■ Text shown
★ ★ ★ ★ ★
There's no way to do this without sounding like I'm so awesome and I know it, but I used to donate more hours than I was required to students. I am always available to my friends who need editing done on essays, letters, or the like. I have written more reference letters than I can count, and used to be everybody's favorite person to help them move. I've carried a lot of couches. I have helped people learn a new skill, helped with homework, and babysat for free.

It makes me happy to be someone's ride, to cook someone dinner, or to buy a friend a drink. It is my pleasure. But more than the things I give what makes me most satisfied are the times a friend needed to talk, needed someone to listen, or needed help with something intangible. I like giving.

I tend to agree with my friend Eric, that no giving is completely altruistic. My experience has always been that when I can look at my day and point to something worthwhile I did (you know, point to it to myself. Not to others. That really would be bragging!) my day feels more rewarding. I give because doing it feels good.

This was never more evident than the day before I moved to Colorado. I had insisted we find a shelter or food bank to give my unused pantry food to. When I found one, I looked at their list of most needed items and saw they also wanted soap, shampoo, and other toiletries to offer their guests the ability to shower. Well, lo, I had a shopping bag full of travel sized toiletries from all my business trips. So I packed those up along with my bags of rice and canned goods. We had to stop what we were doing in the middle of packing and loading and drive a town over to make the delivery, and parking was not ideal. We had the wrong address. It took a hour to make this simple donation. But when we arrived someone dutifully took our grocery bags, but then we had to come inside to make the toiletries drop. The kid who took that donation went RUNNING to the back office, shouting, "Look!  Look! How many showers can we offer with this?!"

I was tired, and sweaty, and had been feeling kind of over-cooked with the moving process. I had fielded three really difficult good-bye meals, and one crying friend (who never, ever cries) breaking down in my kitchen. I was DONE. Stick a fork in me. But that 30 seconds of seeing the glee someone else had to be able to provide for those who had less, to know I played a role in it - that hour kept me going for the additional 12 hours it took to finish loading the moving truck that day.

People feel good when they can do the right thing. People feel confident and happy when they can help. People like to know they did something meaningful, supportive, and contributed to the greater good. There's something to being able to pay it forward. And as my mom says, water seeks its own level. So, I should assume that when people offer me their hands and help openly, it is because they love me and it makes them feel good. I know it can be that way, but often the reaction I have first is warriness.
★ ★ ★ ★ ★
■ Information provided

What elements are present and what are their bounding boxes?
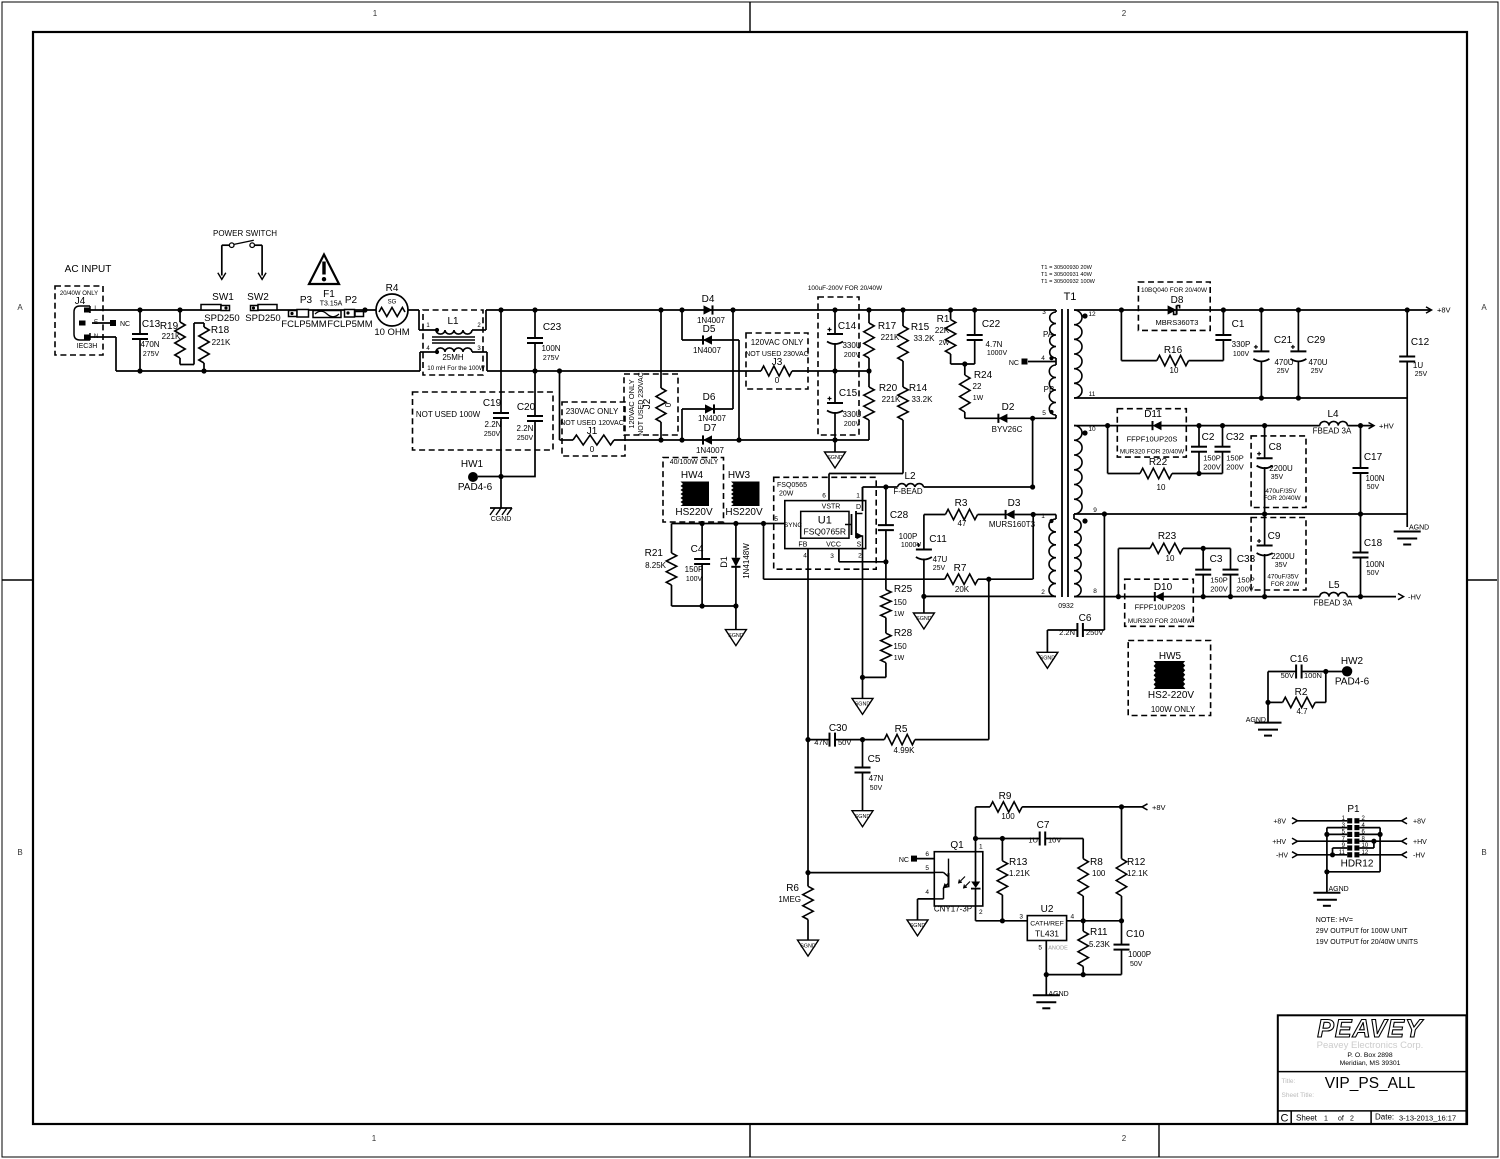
★ ★ ★ ★ ★
■ Challenges
• a. Edit the passage of the essay on giving starting at "There's no way" and ending at "babysat for free.", putting "sofas" in place of "couches".
• b. In the essay on giving, where was the writer moving?
The material that comes after the essay has no connection to it.

■ Responses
• a.
There's no way to do this without sounding like I'm so awesome and I know it, but I used to donate more hours than I was required to students. I am always available to my friends who need editing done on essays, letters, or the like. I have written more reference letters than I can count, and used to be everybody's favorite person to help them move. I've carried a lot of sofas. I have helped people learn a new skill, helped with homework, and babysat for free.

• b. To Colorado.